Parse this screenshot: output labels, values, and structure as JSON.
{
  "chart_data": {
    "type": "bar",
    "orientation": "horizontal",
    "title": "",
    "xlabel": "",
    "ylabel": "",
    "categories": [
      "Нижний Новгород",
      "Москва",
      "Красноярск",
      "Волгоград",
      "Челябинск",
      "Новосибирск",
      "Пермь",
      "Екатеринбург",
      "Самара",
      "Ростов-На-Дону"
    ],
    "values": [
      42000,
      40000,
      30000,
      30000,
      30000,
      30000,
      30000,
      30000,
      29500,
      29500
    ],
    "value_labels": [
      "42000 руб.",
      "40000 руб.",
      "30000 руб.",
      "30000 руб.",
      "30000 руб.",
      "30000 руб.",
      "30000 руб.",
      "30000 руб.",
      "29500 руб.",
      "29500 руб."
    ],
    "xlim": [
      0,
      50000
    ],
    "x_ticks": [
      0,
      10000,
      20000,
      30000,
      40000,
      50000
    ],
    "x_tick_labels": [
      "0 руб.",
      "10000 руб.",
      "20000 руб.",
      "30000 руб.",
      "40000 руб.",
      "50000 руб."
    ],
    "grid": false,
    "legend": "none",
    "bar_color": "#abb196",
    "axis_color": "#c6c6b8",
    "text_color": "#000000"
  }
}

::::

- [What to do] Your task is to repeat the data exactly; please include every line.

- [The completed task]
Parse this screenshot: output labels, values, and structure as JSON.
{
  "chart_data": {
    "type": "bar",
    "orientation": "horizontal",
    "title": "",
    "xlabel": "",
    "ylabel": "",
    "categories": [
      "Нижний Новгород",
      "Москва",
      "Красноярск",
      "Волгоград",
      "Челябинск",
      "Новосибирск",
      "Пермь",
      "Екатеринбург",
      "Самара",
      "Ростов-На-Дону"
    ],
    "values": [
      42000,
      40000,
      30000,
      30000,
      30000,
      30000,
      30000,
      30000,
      29500,
      29500
    ],
    "value_labels": [
      "42000 руб.",
      "40000 руб.",
      "30000 руб.",
      "30000 руб.",
      "30000 руб.",
      "30000 руб.",
      "30000 руб.",
      "30000 руб.",
      "29500 руб.",
      "29500 руб."
    ],
    "xlim": [
      0,
      50000
    ],
    "x_ticks": [
      0,
      10000,
      20000,
      30000,
      40000,
      50000
    ],
    "x_tick_labels": [
      "0 руб.",
      "10000 руб.",
      "20000 руб.",
      "30000 руб.",
      "40000 руб.",
      "50000 руб."
    ],
    "grid": false,
    "legend": "none",
    "bar_color": "#abb196",
    "axis_color": "#c6c6b8",
    "text_color": "#000000"
  }
}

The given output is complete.